(Figure data in JSON)

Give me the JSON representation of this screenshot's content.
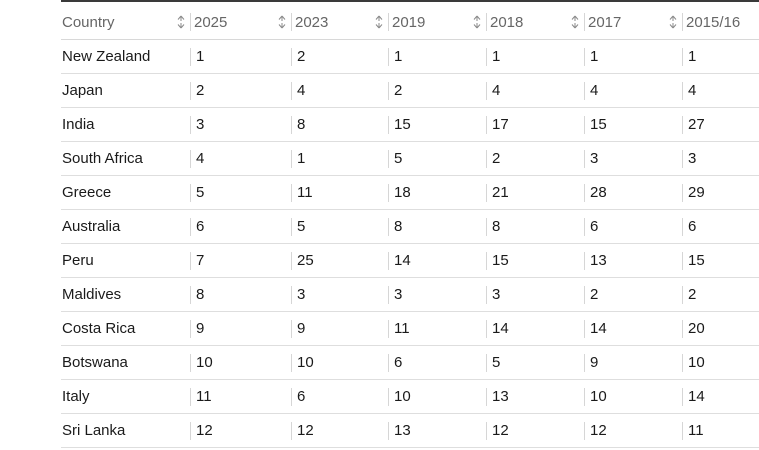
{
  "table": {
    "headers": {
      "country": "Country",
      "years": [
        "2025",
        "2023",
        "2019",
        "2018",
        "2017",
        "2015/16"
      ]
    },
    "rows": [
      {
        "country": "New Zealand",
        "ranks": [
          "1",
          "2",
          "1",
          "1",
          "1",
          "1"
        ]
      },
      {
        "country": "Japan",
        "ranks": [
          "2",
          "4",
          "2",
          "4",
          "4",
          "4"
        ]
      },
      {
        "country": "India",
        "ranks": [
          "3",
          "8",
          "15",
          "17",
          "15",
          "27"
        ]
      },
      {
        "country": "South Africa",
        "ranks": [
          "4",
          "1",
          "5",
          "2",
          "3",
          "3"
        ]
      },
      {
        "country": "Greece",
        "ranks": [
          "5",
          "11",
          "18",
          "21",
          "28",
          "29"
        ]
      },
      {
        "country": "Australia",
        "ranks": [
          "6",
          "5",
          "8",
          "8",
          "6",
          "6"
        ]
      },
      {
        "country": "Peru",
        "ranks": [
          "7",
          "25",
          "14",
          "15",
          "13",
          "15"
        ]
      },
      {
        "country": "Maldives",
        "ranks": [
          "8",
          "3",
          "3",
          "3",
          "2",
          "2"
        ]
      },
      {
        "country": "Costa Rica",
        "ranks": [
          "9",
          "9",
          "11",
          "14",
          "14",
          "20"
        ]
      },
      {
        "country": "Botswana",
        "ranks": [
          "10",
          "10",
          "6",
          "5",
          "9",
          "10"
        ]
      },
      {
        "country": "Italy",
        "ranks": [
          "11",
          "6",
          "10",
          "13",
          "10",
          "14"
        ]
      },
      {
        "country": "Sri Lanka",
        "ranks": [
          "12",
          "12",
          "13",
          "12",
          "12",
          "11"
        ]
      }
    ]
  },
  "icons": {
    "sort": "sort-up-down-icon"
  },
  "colors": {
    "header_text": "#666666",
    "body_text": "#1a1a1a",
    "row_divider": "#dedede",
    "top_rule": "#3a3a3a"
  }
}
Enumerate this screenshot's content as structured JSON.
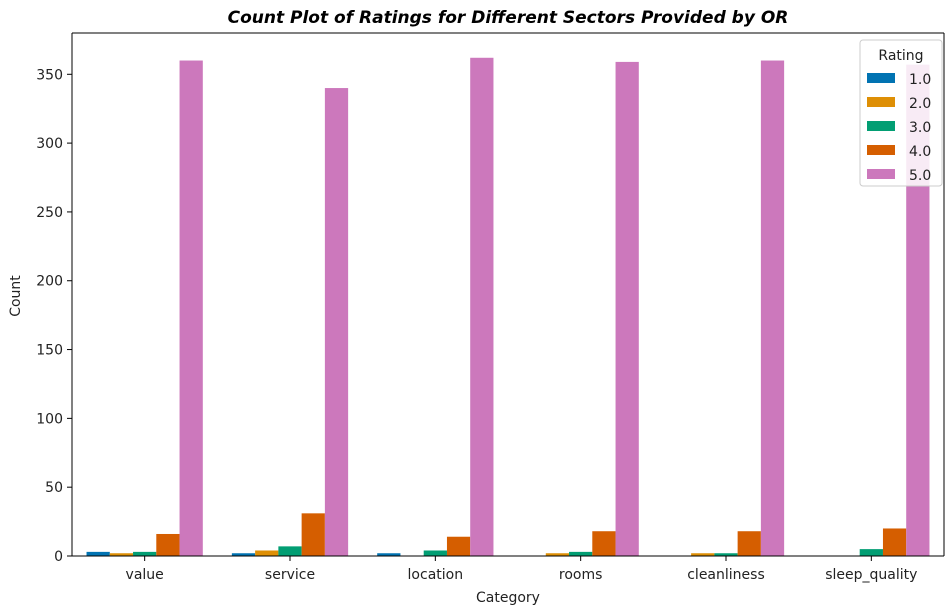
{
  "chart_data": {
    "type": "bar",
    "title": "Count Plot of Ratings for Different Sectors Provided by OR",
    "xlabel": "Category",
    "ylabel": "Count",
    "categories": [
      "value",
      "service",
      "location",
      "rooms",
      "cleanliness",
      "sleep_quality"
    ],
    "ylim": [
      0,
      380
    ],
    "yticks": [
      0,
      50,
      100,
      150,
      200,
      250,
      300,
      350
    ],
    "grid": false,
    "legend": {
      "title": "Rating",
      "placement": "top-right"
    },
    "series": [
      {
        "name": "1.0",
        "color": "#0173b2",
        "values": [
          3,
          2,
          2,
          0,
          0,
          0
        ]
      },
      {
        "name": "2.0",
        "color": "#de8f05",
        "values": [
          2,
          4,
          0,
          2,
          2,
          0
        ]
      },
      {
        "name": "3.0",
        "color": "#029e73",
        "values": [
          3,
          7,
          4,
          3,
          2,
          5
        ]
      },
      {
        "name": "4.0",
        "color": "#d55e00",
        "values": [
          16,
          31,
          14,
          18,
          18,
          20
        ]
      },
      {
        "name": "5.0",
        "color": "#cc78bc",
        "values": [
          360,
          340,
          362,
          359,
          360,
          357
        ]
      }
    ]
  }
}
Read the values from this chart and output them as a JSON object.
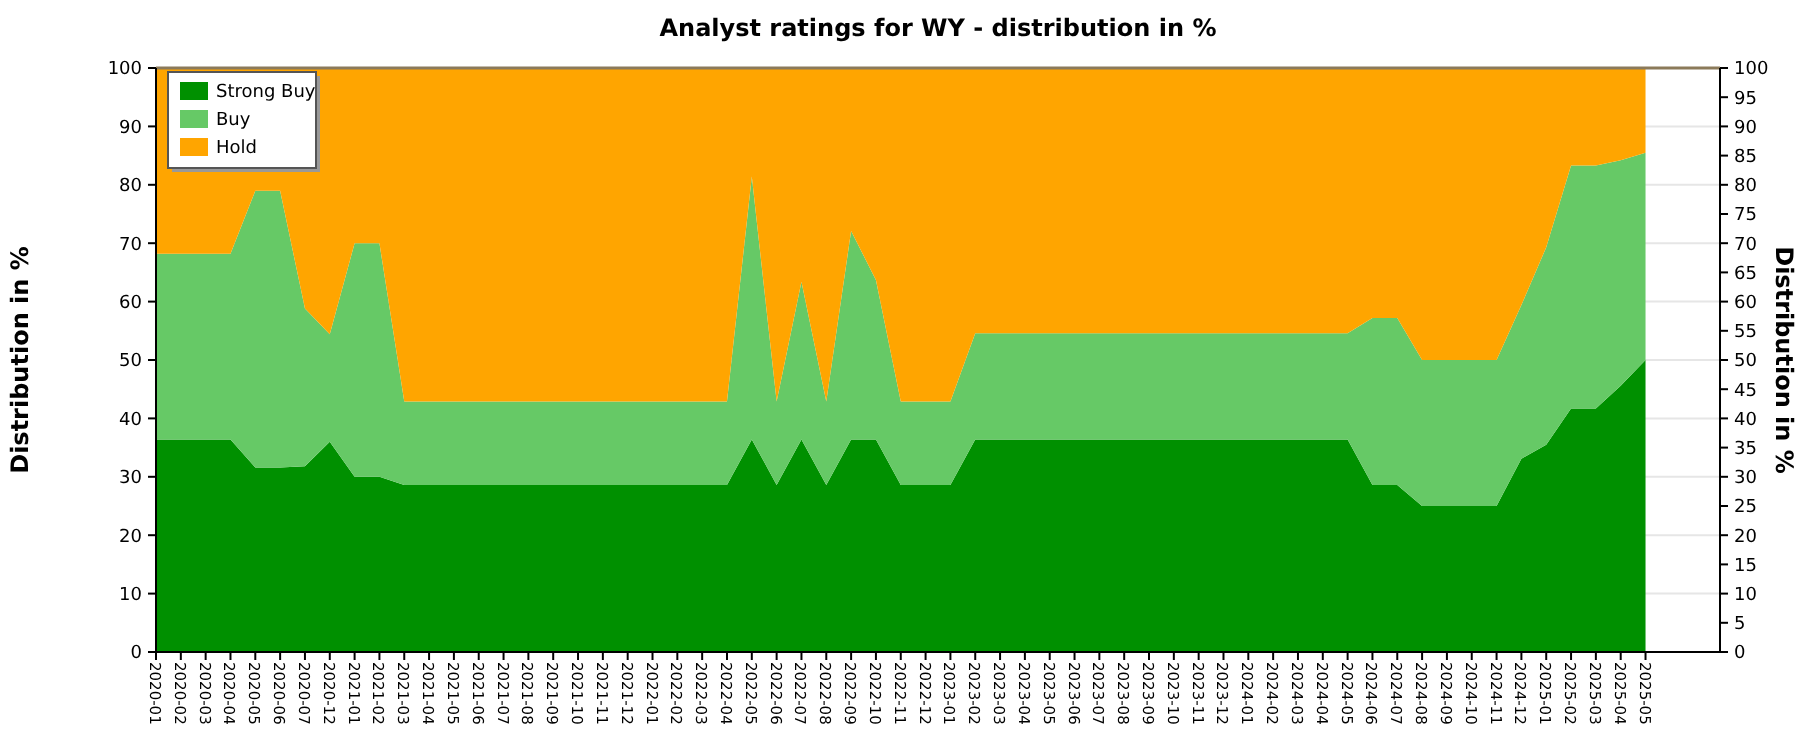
{
  "chart_data": {
    "type": "area",
    "stacked": true,
    "title": "Analyst ratings for WY - distribution in %",
    "ylabel": "Distribution in %",
    "y2label": "Distribution in %",
    "categories": [
      "2020-01",
      "2020-02",
      "2020-03",
      "2020-04",
      "2020-05",
      "2020-06",
      "2020-07",
      "2020-12",
      "2021-01",
      "2021-02",
      "2021-03",
      "2021-04",
      "2021-05",
      "2021-06",
      "2021-07",
      "2021-08",
      "2021-09",
      "2021-10",
      "2021-11",
      "2021-12",
      "2022-01",
      "2022-02",
      "2022-03",
      "2022-04",
      "2022-05",
      "2022-06",
      "2022-07",
      "2022-08",
      "2022-09",
      "2022-10",
      "2022-11",
      "2022-12",
      "2023-01",
      "2023-02",
      "2023-03",
      "2023-04",
      "2023-05",
      "2023-06",
      "2023-07",
      "2023-08",
      "2023-09",
      "2023-10",
      "2023-11",
      "2023-12",
      "2024-01",
      "2024-02",
      "2024-03",
      "2024-04",
      "2024-05",
      "2024-06",
      "2024-07",
      "2024-08",
      "2024-09",
      "2024-10",
      "2024-11",
      "2024-12",
      "2025-01",
      "2025-02",
      "2025-03",
      "2025-04",
      "2025-05"
    ],
    "series": [
      {
        "name": "Strong Buy",
        "color": "#009000",
        "values": [
          36.4,
          36.4,
          36.4,
          36.4,
          31.6,
          31.6,
          31.8,
          36.0,
          30,
          30,
          28.6,
          28.6,
          28.6,
          28.6,
          28.6,
          28.6,
          28.6,
          28.6,
          28.6,
          28.6,
          28.6,
          28.6,
          28.6,
          28.6,
          36.4,
          28.6,
          36.4,
          28.6,
          36.4,
          36.4,
          28.6,
          28.6,
          28.6,
          36.4,
          36.4,
          36.4,
          36.4,
          36.4,
          36.4,
          36.4,
          36.4,
          36.4,
          36.4,
          36.4,
          36.4,
          36.4,
          36.4,
          36.4,
          36.4,
          28.6,
          28.6,
          25,
          25,
          25,
          25,
          33.1,
          35.5,
          41.7,
          41.7,
          45.6,
          50
        ]
      },
      {
        "name": "Buy",
        "color": "#66c966",
        "values": [
          31.8,
          31.8,
          31.8,
          31.8,
          47.4,
          47.4,
          27.0,
          18.4,
          40,
          40,
          14.3,
          14.3,
          14.3,
          14.3,
          14.3,
          14.3,
          14.3,
          14.3,
          14.3,
          14.3,
          14.3,
          14.3,
          14.3,
          14.3,
          45.0,
          14.3,
          27.0,
          14.3,
          35.7,
          27.3,
          14.3,
          14.3,
          14.3,
          18.2,
          18.2,
          18.2,
          18.2,
          18.2,
          18.2,
          18.2,
          18.2,
          18.2,
          18.2,
          18.2,
          18.2,
          18.2,
          18.2,
          18.2,
          18.2,
          28.6,
          28.6,
          25,
          25,
          25,
          25,
          26.3,
          33.8,
          41.6,
          41.6,
          38.6,
          35.5
        ]
      },
      {
        "name": "Hold",
        "color": "#ffa500",
        "values": [
          31.8,
          31.8,
          31.8,
          31.8,
          21.0,
          21.0,
          41.2,
          45.6,
          30,
          30,
          57.1,
          57.1,
          57.1,
          57.1,
          57.1,
          57.1,
          57.1,
          57.1,
          57.1,
          57.1,
          57.1,
          57.1,
          57.1,
          57.1,
          18.6,
          57.1,
          36.6,
          57.1,
          27.9,
          36.3,
          57.1,
          57.1,
          57.1,
          45.4,
          45.4,
          45.4,
          45.4,
          45.4,
          45.4,
          45.4,
          45.4,
          45.4,
          45.4,
          45.4,
          45.4,
          45.4,
          45.4,
          45.4,
          45.4,
          42.8,
          42.8,
          50,
          50,
          50,
          50,
          40.6,
          30.7,
          16.7,
          16.7,
          15.8,
          14.5
        ]
      }
    ],
    "ylim": [
      0,
      100
    ],
    "yticks": [
      0,
      10,
      20,
      30,
      40,
      50,
      60,
      70,
      80,
      90,
      100
    ],
    "y2lim": [
      0,
      100
    ],
    "y2ticks": [
      0,
      5,
      10,
      15,
      20,
      25,
      30,
      35,
      40,
      45,
      50,
      55,
      60,
      65,
      70,
      75,
      80,
      85,
      90,
      95,
      100
    ],
    "grid": "y",
    "legend": "top left"
  }
}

● **TASK GOAL**:
Gather every line from the entries above where the word "name" appears, and copy them.

● **EXERCISE OUTPUT**:
        "name": "1.0",
        "name": "2.0",
        "name": "3.0",
        "name": "4.0",
        "name": "5.0",
        "name": "Strong Buy",
        "name": "Buy",
        "name": "Hold",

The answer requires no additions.